• Information provided:

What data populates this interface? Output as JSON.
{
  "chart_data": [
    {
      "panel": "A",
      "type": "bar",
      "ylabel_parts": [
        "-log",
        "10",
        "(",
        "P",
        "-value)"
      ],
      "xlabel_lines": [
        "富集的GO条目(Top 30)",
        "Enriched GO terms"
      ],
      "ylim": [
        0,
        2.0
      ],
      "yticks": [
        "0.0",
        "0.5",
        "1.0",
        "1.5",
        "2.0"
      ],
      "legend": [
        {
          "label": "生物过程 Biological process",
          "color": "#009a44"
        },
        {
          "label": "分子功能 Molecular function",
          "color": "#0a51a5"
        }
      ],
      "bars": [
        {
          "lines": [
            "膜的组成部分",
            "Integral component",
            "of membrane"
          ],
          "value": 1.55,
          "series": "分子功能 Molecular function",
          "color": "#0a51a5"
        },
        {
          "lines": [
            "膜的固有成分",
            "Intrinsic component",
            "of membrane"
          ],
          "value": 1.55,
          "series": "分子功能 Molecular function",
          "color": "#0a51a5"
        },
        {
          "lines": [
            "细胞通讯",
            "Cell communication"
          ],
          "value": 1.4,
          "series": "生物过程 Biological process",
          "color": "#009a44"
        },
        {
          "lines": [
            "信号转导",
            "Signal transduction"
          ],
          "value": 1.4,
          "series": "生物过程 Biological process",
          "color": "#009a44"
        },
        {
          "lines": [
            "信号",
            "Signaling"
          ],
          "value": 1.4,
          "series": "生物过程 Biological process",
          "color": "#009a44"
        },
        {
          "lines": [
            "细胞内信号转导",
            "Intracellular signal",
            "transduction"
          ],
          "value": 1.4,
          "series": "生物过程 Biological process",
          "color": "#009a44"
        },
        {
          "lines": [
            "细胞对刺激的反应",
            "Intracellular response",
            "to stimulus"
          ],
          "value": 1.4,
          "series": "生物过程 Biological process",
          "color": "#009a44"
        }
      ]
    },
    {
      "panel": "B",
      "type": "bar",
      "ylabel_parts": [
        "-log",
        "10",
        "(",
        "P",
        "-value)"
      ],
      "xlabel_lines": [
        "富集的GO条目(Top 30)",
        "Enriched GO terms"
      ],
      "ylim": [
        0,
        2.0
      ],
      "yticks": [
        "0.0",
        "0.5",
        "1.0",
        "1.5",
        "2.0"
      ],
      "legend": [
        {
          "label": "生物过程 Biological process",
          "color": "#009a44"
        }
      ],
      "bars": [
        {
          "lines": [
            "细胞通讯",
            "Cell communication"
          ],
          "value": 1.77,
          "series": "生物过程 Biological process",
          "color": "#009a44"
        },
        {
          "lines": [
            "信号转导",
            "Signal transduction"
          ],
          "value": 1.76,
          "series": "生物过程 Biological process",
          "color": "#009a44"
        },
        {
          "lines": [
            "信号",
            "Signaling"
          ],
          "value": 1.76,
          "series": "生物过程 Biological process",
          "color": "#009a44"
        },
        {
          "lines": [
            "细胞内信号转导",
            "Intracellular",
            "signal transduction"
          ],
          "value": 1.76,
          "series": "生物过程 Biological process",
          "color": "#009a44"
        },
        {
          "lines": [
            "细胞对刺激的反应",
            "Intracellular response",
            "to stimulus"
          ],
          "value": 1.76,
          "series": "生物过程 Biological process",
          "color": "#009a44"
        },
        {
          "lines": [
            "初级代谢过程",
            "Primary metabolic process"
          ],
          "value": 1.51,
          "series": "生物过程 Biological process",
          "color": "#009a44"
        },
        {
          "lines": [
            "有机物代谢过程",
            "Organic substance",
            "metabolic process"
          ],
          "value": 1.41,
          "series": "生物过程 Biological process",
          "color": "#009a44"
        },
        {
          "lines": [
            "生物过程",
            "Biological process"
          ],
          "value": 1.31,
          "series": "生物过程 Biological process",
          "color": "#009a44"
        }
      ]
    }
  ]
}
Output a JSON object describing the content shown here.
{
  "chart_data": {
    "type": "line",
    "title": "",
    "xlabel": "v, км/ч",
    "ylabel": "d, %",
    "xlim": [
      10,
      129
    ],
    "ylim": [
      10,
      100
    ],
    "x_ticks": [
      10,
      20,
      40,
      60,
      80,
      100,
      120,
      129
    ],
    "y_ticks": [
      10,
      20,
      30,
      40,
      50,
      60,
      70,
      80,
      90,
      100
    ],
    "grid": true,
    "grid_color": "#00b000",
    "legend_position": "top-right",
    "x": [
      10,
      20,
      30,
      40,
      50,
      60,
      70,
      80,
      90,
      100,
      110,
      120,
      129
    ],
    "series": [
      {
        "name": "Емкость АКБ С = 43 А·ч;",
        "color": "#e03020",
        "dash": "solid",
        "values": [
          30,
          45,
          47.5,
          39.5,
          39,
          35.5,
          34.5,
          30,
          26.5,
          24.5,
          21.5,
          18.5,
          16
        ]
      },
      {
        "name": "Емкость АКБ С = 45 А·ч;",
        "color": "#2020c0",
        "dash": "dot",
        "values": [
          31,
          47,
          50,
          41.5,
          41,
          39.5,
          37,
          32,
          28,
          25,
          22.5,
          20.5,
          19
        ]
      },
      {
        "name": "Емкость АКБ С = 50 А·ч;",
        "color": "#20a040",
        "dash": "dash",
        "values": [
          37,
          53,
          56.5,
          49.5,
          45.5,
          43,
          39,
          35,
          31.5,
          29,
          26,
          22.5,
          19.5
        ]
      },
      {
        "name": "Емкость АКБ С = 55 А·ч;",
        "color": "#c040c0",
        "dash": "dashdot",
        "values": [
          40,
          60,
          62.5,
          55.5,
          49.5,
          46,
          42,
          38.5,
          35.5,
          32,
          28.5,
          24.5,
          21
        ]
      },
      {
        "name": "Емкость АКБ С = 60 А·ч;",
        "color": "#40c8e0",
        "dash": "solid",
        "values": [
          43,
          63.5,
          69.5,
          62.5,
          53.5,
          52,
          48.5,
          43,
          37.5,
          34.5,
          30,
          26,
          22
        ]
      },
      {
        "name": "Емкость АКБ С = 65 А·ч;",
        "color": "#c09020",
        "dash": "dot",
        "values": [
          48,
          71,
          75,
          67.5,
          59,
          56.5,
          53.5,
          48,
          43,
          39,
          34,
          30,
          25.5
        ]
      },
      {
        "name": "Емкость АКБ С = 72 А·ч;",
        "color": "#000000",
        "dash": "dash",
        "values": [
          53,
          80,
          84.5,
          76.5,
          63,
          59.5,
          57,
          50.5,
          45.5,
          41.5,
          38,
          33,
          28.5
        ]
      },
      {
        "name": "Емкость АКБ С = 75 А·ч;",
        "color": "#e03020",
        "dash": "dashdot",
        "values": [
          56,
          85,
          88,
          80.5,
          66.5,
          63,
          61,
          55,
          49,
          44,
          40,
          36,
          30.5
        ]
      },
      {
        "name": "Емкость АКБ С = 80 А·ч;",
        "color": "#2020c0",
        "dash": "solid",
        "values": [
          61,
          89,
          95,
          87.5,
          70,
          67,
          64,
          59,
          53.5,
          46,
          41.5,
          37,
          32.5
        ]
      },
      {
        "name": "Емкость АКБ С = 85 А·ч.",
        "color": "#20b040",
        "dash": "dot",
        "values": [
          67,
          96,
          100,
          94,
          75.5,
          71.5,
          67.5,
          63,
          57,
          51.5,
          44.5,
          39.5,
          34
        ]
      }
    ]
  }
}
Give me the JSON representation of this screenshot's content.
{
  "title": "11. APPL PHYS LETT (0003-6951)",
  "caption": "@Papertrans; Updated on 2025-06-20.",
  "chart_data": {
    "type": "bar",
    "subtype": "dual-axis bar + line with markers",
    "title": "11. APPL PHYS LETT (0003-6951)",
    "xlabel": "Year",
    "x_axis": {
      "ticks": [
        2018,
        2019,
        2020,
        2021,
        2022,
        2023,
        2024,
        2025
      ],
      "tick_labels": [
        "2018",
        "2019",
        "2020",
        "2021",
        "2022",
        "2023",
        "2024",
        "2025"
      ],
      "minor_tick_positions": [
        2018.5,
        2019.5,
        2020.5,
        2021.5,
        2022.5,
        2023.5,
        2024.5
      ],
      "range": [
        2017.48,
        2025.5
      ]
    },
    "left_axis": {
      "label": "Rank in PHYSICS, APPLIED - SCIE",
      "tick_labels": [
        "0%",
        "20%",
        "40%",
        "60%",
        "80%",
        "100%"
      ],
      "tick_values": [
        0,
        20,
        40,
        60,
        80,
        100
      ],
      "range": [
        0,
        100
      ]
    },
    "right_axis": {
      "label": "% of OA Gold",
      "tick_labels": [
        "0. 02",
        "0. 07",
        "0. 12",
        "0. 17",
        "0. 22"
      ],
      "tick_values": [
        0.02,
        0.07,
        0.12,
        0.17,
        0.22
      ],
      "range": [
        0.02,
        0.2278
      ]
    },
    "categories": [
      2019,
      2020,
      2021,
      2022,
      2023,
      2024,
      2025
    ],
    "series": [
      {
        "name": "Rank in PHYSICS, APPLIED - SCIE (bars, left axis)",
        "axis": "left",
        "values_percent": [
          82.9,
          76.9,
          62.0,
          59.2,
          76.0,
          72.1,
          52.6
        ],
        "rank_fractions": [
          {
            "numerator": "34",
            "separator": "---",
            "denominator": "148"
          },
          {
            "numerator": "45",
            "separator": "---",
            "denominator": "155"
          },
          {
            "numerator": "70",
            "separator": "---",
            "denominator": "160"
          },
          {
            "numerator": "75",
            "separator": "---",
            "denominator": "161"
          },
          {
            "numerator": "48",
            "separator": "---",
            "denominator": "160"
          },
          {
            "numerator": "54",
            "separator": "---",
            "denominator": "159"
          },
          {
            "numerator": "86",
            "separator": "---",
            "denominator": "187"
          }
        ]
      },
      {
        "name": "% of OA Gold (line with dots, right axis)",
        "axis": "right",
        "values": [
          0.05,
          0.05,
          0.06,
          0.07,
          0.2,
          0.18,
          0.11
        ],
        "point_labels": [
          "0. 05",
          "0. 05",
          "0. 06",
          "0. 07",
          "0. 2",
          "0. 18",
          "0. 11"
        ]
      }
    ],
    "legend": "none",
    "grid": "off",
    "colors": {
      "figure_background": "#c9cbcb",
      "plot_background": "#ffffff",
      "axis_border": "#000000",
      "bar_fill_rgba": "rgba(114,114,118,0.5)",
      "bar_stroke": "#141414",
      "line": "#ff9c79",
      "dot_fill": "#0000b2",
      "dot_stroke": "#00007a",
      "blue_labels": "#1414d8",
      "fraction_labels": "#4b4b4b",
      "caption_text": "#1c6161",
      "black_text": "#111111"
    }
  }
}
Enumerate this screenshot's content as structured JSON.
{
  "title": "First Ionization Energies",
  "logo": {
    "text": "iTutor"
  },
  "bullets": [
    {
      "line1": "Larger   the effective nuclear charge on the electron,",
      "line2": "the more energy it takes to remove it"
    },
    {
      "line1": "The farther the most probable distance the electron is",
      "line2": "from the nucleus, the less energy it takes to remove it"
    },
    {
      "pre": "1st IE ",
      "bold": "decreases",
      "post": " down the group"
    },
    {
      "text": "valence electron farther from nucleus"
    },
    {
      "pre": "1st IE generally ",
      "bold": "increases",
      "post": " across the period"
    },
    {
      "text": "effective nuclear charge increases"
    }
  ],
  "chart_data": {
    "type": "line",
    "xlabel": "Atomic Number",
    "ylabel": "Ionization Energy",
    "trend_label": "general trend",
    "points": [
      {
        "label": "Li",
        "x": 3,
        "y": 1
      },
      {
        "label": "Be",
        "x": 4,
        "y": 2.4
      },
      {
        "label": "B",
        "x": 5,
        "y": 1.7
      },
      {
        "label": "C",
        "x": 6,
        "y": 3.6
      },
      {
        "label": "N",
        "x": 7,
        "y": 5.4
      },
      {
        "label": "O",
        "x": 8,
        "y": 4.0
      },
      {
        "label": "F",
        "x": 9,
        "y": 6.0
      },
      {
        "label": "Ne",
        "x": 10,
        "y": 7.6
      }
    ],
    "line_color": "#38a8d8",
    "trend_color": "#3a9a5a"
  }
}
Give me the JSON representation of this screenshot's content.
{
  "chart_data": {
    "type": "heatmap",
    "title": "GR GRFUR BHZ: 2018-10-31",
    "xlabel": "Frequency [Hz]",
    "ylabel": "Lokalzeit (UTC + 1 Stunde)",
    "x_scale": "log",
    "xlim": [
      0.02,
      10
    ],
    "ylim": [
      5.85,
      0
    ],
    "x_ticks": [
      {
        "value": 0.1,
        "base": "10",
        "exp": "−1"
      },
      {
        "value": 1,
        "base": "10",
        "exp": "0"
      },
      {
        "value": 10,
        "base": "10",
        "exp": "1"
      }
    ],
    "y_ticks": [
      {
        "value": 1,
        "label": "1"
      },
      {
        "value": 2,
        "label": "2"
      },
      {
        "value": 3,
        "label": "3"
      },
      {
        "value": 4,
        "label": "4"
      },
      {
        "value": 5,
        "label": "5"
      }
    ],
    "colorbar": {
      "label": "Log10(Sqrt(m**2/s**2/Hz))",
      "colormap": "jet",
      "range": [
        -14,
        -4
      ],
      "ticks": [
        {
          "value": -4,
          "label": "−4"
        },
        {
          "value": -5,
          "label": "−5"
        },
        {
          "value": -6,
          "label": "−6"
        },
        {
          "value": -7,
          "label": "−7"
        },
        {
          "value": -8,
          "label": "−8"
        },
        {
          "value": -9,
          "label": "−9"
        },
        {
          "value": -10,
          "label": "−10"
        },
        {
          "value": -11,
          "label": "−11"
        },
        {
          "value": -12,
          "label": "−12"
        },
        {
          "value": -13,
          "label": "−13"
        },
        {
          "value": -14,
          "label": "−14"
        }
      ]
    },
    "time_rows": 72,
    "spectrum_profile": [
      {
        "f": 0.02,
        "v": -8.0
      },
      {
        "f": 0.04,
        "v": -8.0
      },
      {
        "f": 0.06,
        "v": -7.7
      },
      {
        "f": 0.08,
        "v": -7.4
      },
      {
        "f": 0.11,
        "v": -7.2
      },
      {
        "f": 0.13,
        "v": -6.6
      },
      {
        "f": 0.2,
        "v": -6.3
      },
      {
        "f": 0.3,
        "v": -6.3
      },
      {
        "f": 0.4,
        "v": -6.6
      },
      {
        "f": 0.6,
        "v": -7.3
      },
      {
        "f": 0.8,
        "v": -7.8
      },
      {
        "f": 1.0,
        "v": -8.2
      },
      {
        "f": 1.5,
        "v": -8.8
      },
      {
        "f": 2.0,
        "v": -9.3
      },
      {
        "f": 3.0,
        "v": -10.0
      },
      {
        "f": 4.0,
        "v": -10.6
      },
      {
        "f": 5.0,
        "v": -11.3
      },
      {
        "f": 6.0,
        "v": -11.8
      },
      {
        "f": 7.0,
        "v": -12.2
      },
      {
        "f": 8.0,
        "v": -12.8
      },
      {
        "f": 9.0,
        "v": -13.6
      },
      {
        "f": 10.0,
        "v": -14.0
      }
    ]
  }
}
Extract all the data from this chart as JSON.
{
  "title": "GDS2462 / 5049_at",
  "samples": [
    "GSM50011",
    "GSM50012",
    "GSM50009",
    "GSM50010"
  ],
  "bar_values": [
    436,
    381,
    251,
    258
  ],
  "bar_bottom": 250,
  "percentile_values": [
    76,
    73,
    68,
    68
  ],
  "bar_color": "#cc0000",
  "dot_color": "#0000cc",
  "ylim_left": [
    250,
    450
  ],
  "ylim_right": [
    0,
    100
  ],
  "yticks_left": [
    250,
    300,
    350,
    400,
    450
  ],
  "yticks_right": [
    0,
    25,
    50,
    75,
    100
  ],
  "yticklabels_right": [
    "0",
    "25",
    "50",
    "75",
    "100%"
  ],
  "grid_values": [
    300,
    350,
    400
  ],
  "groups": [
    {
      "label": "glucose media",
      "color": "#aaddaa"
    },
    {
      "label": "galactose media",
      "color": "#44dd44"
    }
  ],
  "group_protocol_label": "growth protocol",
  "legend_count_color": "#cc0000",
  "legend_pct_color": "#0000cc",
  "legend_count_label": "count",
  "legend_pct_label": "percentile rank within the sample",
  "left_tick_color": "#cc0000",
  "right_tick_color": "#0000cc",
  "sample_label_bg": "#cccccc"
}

• Directions: Find the string "content" in the records, then copy each line where it occurs.

• Exercise response:
Output a JSON object describing the content shown here.
Give me the JSON representation of this screenshot's content.
Enumerate this screenshot's content as structured JSON.
Give me the JSON representation of this screenshot's content.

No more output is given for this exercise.